··· TASK INPUTS

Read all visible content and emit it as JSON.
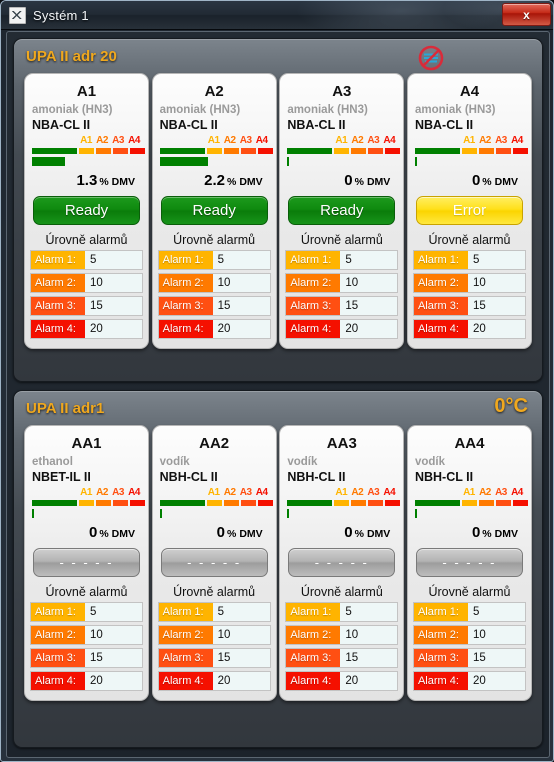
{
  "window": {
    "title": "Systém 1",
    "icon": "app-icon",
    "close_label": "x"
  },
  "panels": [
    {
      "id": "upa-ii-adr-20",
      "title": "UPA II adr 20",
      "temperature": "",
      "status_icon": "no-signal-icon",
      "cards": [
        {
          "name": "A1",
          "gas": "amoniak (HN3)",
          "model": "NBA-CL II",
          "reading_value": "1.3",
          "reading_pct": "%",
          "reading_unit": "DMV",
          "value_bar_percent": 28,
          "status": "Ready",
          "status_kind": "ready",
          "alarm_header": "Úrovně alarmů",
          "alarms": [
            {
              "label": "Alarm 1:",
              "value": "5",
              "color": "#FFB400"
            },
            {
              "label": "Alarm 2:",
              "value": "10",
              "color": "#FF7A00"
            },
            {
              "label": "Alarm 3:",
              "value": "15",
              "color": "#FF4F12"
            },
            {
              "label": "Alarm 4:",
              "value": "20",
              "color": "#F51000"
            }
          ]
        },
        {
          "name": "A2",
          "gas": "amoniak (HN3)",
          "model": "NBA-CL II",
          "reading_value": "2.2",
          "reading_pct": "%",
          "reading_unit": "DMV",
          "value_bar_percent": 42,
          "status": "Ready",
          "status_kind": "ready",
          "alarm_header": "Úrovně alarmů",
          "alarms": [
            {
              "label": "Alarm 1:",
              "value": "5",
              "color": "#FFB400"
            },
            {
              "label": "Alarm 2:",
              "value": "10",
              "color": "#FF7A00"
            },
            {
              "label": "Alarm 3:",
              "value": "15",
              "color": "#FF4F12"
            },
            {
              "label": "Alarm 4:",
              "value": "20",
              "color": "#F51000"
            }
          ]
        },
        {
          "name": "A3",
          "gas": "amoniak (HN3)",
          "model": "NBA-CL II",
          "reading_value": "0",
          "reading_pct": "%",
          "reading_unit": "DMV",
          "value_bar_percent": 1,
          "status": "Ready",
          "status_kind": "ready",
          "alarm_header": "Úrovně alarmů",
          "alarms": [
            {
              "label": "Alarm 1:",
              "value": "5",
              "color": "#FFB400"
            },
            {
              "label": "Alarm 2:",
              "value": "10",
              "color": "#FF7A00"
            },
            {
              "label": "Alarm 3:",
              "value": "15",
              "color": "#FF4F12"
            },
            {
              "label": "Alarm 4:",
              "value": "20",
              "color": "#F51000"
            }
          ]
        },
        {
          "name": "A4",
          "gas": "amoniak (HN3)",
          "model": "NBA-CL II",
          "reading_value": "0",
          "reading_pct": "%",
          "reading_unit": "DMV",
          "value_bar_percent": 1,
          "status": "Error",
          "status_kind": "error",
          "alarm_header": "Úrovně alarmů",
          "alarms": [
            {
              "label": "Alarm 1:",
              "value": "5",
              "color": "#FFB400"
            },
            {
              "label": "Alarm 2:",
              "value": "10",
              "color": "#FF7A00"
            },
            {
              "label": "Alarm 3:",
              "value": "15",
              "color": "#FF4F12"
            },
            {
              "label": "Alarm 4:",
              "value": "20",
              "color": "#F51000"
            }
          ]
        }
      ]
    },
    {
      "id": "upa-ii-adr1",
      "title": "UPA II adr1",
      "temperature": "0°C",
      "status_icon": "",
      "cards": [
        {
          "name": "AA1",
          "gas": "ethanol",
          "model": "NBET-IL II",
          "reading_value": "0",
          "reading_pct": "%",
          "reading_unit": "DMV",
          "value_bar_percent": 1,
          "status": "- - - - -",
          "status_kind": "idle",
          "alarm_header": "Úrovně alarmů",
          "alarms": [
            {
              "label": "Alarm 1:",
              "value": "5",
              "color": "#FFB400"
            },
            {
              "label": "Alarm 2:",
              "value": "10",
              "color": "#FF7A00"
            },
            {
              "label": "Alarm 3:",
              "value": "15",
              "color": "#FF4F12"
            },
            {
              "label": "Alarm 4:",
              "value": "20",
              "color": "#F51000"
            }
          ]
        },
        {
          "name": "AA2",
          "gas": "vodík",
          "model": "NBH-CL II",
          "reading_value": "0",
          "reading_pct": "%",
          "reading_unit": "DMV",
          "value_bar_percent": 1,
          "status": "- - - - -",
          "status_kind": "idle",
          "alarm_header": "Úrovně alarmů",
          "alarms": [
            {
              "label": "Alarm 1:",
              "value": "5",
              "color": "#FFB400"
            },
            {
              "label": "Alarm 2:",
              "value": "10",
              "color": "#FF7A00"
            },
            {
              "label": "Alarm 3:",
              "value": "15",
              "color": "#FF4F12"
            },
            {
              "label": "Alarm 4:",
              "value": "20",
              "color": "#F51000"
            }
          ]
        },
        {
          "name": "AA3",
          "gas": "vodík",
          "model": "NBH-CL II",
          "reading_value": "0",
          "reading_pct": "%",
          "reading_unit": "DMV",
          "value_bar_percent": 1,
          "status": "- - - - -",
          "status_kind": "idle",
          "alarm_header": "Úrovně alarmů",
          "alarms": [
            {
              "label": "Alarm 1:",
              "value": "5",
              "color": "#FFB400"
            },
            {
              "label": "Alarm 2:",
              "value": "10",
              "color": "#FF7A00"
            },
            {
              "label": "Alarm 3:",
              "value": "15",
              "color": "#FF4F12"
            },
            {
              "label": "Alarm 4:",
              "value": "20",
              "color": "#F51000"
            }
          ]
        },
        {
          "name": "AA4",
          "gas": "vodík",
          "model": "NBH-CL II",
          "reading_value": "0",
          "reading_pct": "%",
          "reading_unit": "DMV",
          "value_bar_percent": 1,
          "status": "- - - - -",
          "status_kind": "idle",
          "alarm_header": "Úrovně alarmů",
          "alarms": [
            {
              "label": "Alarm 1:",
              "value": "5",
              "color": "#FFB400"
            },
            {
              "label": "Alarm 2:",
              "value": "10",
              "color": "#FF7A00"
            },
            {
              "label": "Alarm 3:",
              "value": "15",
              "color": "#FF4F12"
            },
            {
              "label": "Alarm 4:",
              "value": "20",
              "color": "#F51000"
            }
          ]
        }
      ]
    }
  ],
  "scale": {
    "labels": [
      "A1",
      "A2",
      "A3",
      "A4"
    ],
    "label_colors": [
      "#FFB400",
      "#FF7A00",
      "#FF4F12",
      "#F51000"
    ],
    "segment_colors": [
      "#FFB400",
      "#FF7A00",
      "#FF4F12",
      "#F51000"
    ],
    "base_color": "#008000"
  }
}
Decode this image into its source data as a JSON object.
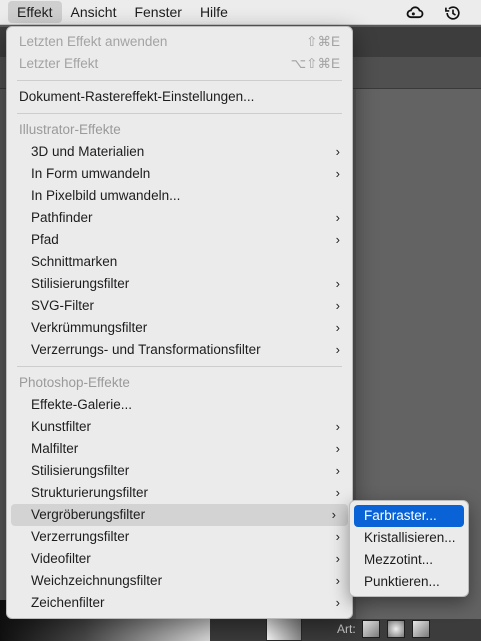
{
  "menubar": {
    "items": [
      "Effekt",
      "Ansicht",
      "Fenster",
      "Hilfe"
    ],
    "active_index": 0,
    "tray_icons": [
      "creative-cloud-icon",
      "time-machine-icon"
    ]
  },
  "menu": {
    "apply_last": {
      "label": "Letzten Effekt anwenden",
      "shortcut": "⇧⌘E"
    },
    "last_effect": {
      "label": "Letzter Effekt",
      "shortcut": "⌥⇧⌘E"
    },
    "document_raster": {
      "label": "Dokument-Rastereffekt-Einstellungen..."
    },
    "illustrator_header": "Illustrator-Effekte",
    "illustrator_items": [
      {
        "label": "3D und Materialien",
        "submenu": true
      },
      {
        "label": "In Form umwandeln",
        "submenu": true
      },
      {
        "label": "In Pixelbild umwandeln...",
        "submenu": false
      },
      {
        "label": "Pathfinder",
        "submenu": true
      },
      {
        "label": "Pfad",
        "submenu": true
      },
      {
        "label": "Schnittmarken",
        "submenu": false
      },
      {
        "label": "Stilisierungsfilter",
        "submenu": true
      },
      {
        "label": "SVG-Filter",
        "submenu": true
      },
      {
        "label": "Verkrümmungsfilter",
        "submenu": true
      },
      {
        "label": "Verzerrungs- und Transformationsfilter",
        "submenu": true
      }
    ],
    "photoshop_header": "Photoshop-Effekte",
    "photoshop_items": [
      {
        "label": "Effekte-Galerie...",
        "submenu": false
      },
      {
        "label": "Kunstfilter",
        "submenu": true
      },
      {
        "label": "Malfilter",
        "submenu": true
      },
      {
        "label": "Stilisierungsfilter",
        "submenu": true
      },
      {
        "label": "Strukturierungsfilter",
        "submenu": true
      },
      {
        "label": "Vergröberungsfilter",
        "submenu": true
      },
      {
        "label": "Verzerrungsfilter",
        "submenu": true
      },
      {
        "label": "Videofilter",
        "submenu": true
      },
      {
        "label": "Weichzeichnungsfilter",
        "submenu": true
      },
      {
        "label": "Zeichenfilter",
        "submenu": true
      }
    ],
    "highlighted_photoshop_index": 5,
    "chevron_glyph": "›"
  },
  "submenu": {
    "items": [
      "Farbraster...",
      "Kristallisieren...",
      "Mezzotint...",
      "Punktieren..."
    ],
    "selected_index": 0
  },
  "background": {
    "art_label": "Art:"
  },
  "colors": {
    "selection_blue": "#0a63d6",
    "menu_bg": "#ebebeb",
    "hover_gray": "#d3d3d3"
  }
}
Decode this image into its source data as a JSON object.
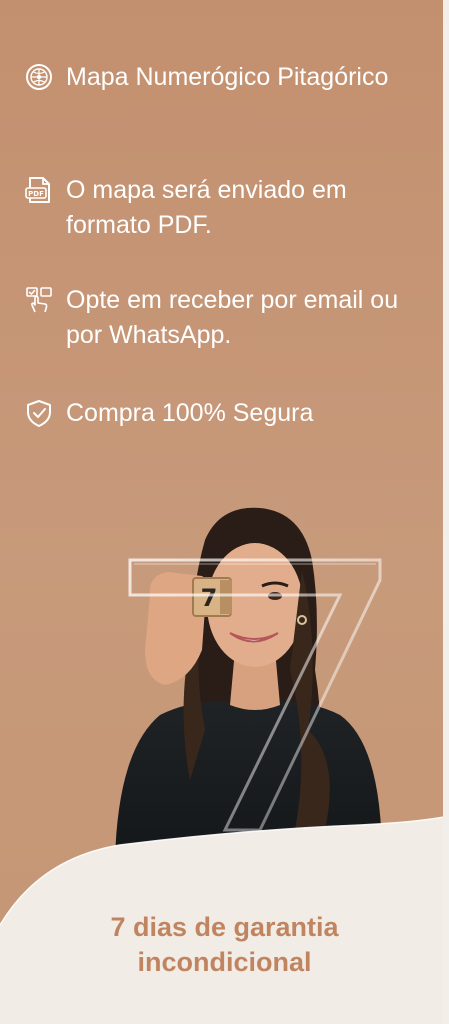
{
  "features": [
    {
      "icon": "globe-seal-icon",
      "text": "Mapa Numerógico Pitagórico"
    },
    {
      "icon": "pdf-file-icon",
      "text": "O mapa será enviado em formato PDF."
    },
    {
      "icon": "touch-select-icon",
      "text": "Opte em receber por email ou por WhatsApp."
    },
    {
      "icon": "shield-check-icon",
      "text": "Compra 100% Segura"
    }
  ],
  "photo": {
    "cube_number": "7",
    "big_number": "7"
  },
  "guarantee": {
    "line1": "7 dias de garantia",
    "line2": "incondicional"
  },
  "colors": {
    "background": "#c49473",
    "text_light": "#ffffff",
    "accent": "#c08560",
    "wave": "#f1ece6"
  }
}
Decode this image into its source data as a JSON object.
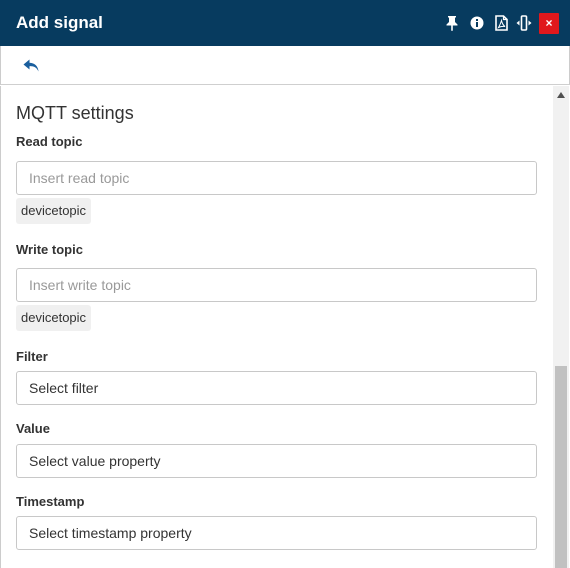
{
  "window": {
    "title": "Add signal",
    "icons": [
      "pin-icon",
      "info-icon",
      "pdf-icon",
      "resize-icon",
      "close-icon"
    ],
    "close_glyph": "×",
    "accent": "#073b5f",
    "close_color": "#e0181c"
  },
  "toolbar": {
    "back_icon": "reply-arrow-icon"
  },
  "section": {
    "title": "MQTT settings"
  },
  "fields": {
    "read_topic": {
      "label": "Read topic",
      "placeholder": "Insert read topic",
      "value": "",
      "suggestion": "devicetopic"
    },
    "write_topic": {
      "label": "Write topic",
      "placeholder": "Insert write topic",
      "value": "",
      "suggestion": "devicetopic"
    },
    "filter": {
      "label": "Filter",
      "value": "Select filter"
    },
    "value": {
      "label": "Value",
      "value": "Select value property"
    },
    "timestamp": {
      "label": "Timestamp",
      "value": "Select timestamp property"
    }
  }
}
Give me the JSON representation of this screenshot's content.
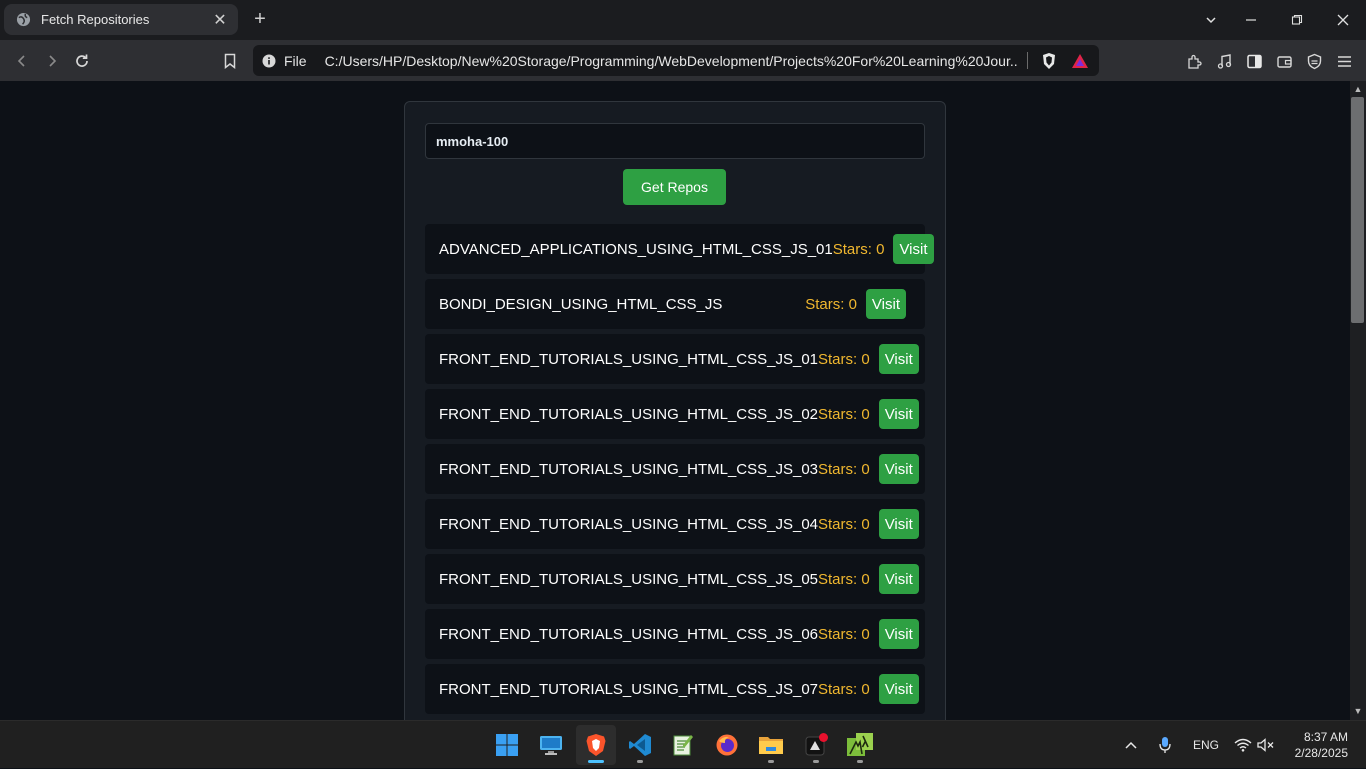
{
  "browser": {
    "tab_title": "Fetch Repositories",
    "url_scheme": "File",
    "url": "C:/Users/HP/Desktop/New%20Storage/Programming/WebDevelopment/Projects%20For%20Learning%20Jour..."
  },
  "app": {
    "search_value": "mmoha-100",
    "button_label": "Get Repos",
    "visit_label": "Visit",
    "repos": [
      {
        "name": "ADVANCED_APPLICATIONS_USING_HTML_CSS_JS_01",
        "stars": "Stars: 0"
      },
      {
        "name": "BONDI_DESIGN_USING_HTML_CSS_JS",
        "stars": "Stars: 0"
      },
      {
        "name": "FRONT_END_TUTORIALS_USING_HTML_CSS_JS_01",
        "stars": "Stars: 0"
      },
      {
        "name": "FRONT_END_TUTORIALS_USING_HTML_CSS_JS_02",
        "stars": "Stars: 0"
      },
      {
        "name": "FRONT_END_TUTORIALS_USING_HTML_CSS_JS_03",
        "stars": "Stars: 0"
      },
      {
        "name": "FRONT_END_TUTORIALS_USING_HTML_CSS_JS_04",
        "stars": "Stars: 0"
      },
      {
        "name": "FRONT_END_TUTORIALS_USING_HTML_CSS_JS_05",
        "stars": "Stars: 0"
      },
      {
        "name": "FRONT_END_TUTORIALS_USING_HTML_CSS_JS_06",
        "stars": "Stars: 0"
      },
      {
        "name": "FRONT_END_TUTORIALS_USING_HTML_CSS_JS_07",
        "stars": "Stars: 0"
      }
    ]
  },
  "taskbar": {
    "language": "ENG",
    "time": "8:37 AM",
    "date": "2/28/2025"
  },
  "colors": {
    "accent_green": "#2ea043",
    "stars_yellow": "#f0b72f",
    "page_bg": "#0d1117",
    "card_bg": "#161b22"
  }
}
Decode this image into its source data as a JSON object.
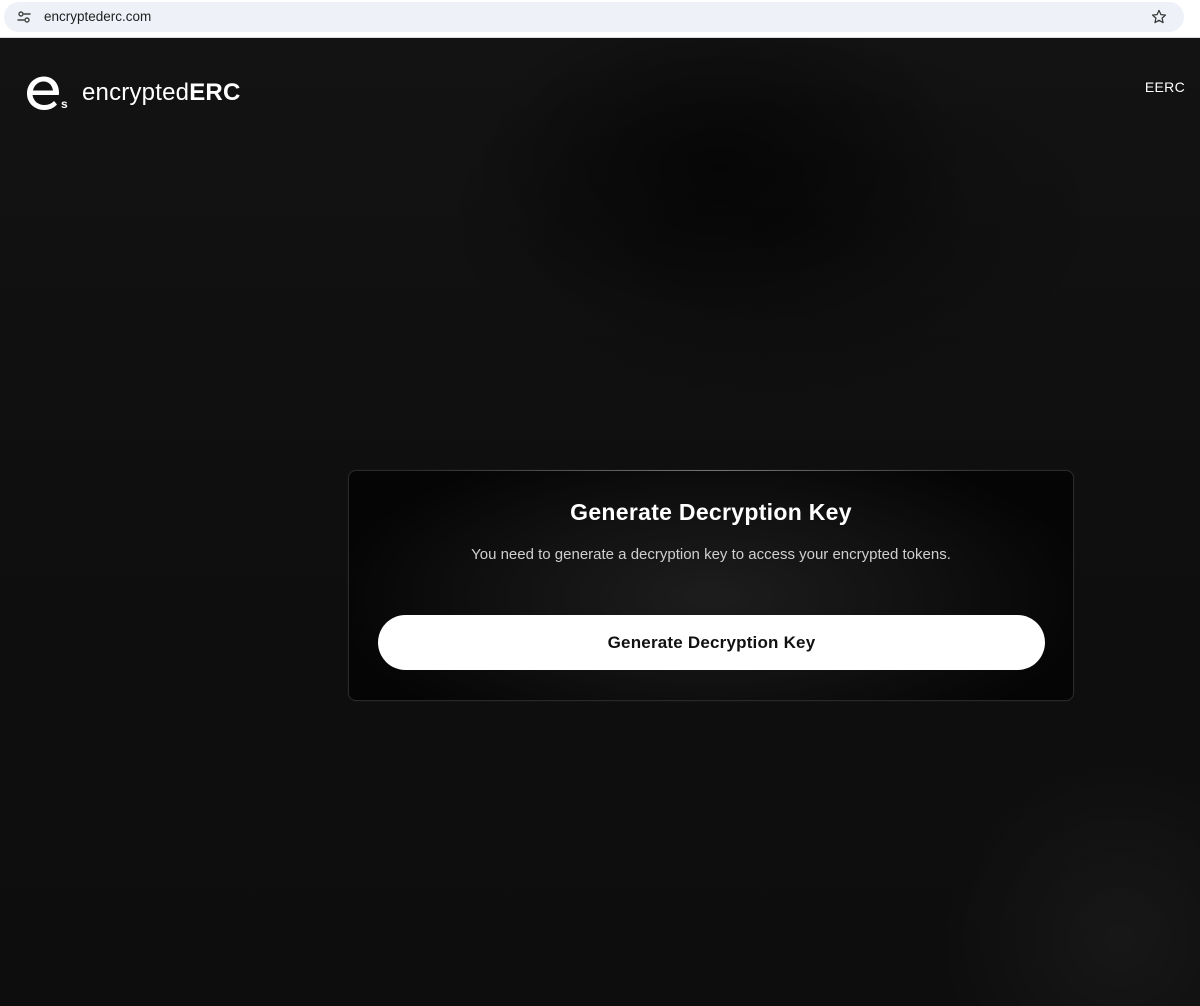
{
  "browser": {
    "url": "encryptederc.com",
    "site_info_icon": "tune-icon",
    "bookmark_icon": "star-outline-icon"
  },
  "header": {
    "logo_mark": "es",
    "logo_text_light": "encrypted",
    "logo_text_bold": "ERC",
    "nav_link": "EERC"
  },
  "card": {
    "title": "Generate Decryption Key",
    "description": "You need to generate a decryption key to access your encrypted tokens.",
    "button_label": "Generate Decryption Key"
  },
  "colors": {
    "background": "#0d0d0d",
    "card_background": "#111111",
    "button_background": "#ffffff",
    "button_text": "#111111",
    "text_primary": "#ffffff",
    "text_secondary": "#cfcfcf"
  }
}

······

## AIM
Pull out every line containing "umwandeln".

## WRITTEN RESPONSE
        "label": "In Form umwandeln",
        "label": "In Pixelbild umwandeln...",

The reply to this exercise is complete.